*Task goal*:
Reproduce the listing exactly, with no pictures in your copy.

## begin Data extract

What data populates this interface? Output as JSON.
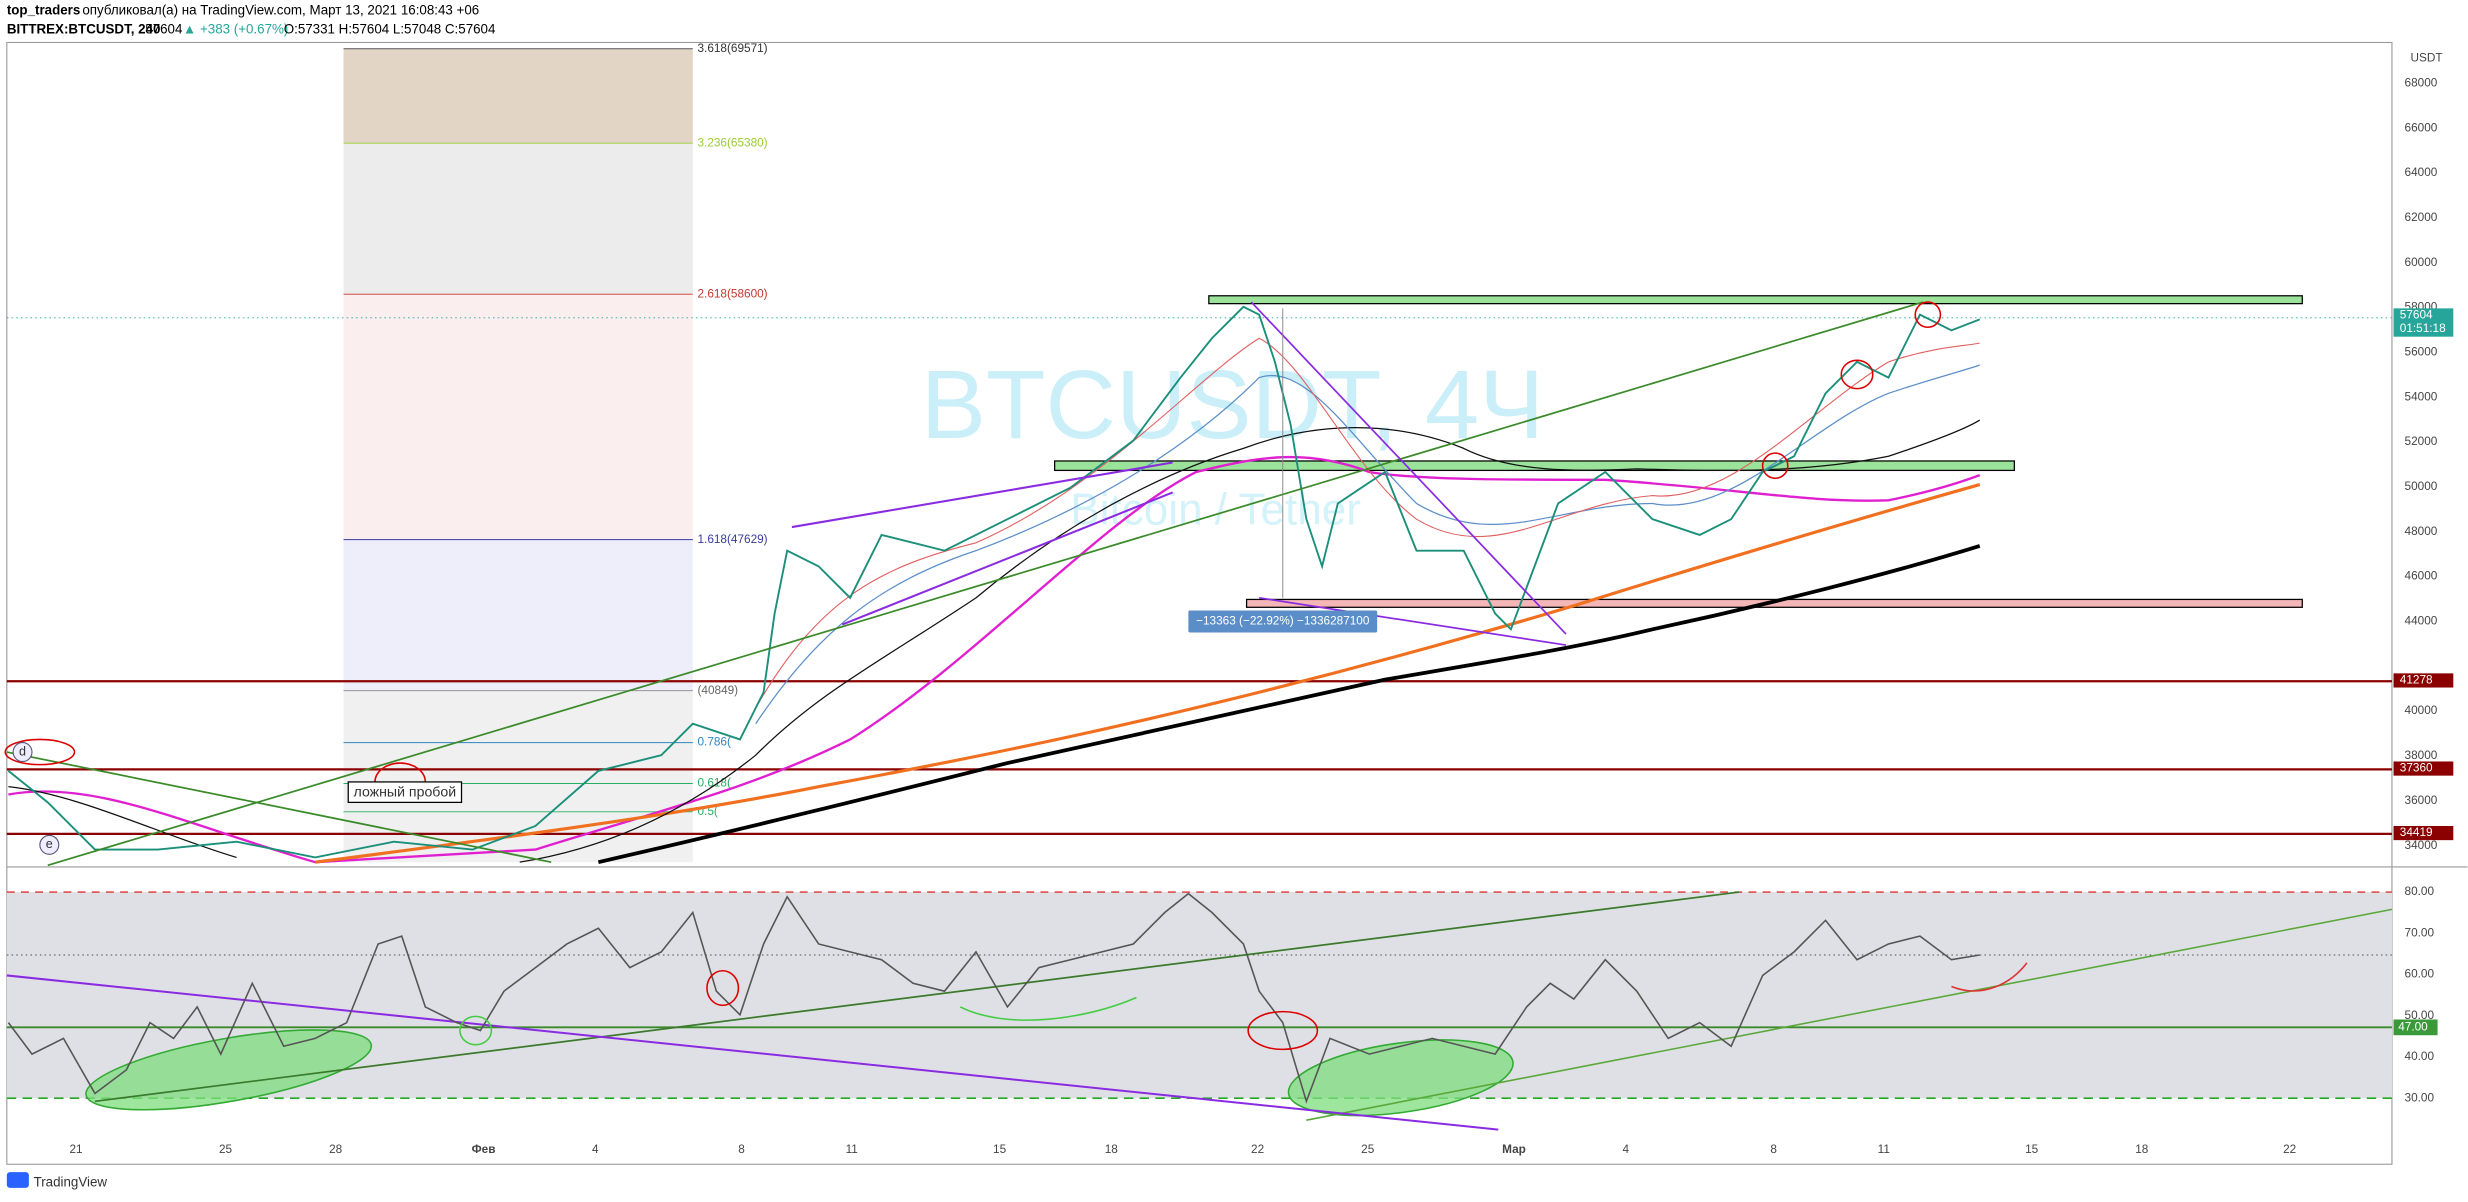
{
  "header": {
    "author": "top_traders",
    "published": "опубликовал(а) на TradingView.com, Март 13, 2021 16:08:43 +06",
    "symbol": "BITTREX:BTCUSDT, 240",
    "last": "57604",
    "change": "▲ +383 (+0.67%)",
    "ohlc": "O:57331 H:57604 L:57048 C:57604"
  },
  "watermark": {
    "symbol": "BTCUSDT, 4Ч",
    "sub": "Bitcoin / Tether"
  },
  "price_axis": {
    "currency": "USDT",
    "labels": [
      "68000",
      "66000",
      "64000",
      "62000",
      "60000",
      "58000",
      "56000",
      "54000",
      "52000",
      "50000",
      "48000",
      "46000",
      "44000",
      "40000",
      "38000",
      "36000",
      "34000"
    ]
  },
  "badges": [
    {
      "label": "57604",
      "sub": "01:51:18",
      "color": "#26a69a"
    },
    {
      "label": "41278",
      "color": "#8b0000"
    },
    {
      "label": "37360",
      "color": "#8b0000"
    },
    {
      "label": "34419",
      "color": "#8b0000"
    }
  ],
  "fib_levels": [
    "3.618(69571)",
    "3.236(65380)",
    "2.618(58600)",
    "1.618(47629)",
    "(40849)",
    "0.786(",
    "0.618(",
    "0.5("
  ],
  "annotations": {
    "false_breakout": "ложный пробой",
    "measure": "−13363 (−22.92%) −1336287100",
    "d_marker": "d",
    "e_marker": "e"
  },
  "rsi_axis": {
    "labels": [
      "80.00",
      "70.00",
      "60.00",
      "50.00",
      "40.00",
      "30.00"
    ],
    "level_badge": "47.00"
  },
  "time_axis": {
    "labels": [
      "21",
      "25",
      "28",
      "Фев",
      "4",
      "8",
      "11",
      "15",
      "18",
      "22",
      "25",
      "Мар",
      "4",
      "8",
      "11",
      "15",
      "18",
      "22"
    ]
  },
  "footer": {
    "brand": "TradingView"
  }
}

## end Data extract

*Exercise response*:
What data populates this interface? Output as JSON.
{
  "header": {
    "author": "top_traders",
    "published": "опубликовал(а) на TradingView.com, Март 13, 2021 16:08:43 +06",
    "symbol": "BITTREX:BTCUSDT, 240",
    "last": "57604",
    "change": "▲ +383 (+0.67%)",
    "ohlc": "O:57331 H:57604 L:57048 C:57604"
  },
  "watermark": {
    "symbol": "BTCUSDT, 4Ч",
    "sub": "Bitcoin / Tether"
  },
  "price_axis": {
    "currency": "USDT",
    "labels": [
      "68000",
      "66000",
      "64000",
      "62000",
      "60000",
      "58000",
      "56000",
      "54000",
      "52000",
      "50000",
      "48000",
      "46000",
      "44000",
      "40000",
      "38000",
      "36000",
      "34000"
    ]
  },
  "badges": [
    {
      "label": "57604",
      "sub": "01:51:18",
      "color": "#26a69a"
    },
    {
      "label": "41278",
      "color": "#8b0000"
    },
    {
      "label": "37360",
      "color": "#8b0000"
    },
    {
      "label": "34419",
      "color": "#8b0000"
    }
  ],
  "fib_levels": [
    "3.618(69571)",
    "3.236(65380)",
    "2.618(58600)",
    "1.618(47629)",
    "(40849)",
    "0.786(",
    "0.618(",
    "0.5("
  ],
  "annotations": {
    "false_breakout": "ложный пробой",
    "measure": "−13363 (−22.92%) −1336287100",
    "d_marker": "d",
    "e_marker": "e"
  },
  "rsi_axis": {
    "labels": [
      "80.00",
      "70.00",
      "60.00",
      "50.00",
      "40.00",
      "30.00"
    ],
    "level_badge": "47.00"
  },
  "time_axis": {
    "labels": [
      "21",
      "25",
      "28",
      "Фев",
      "4",
      "8",
      "11",
      "15",
      "18",
      "22",
      "25",
      "Мар",
      "4",
      "8",
      "11",
      "15",
      "18",
      "22"
    ]
  },
  "footer": {
    "brand": "TradingView"
  }
}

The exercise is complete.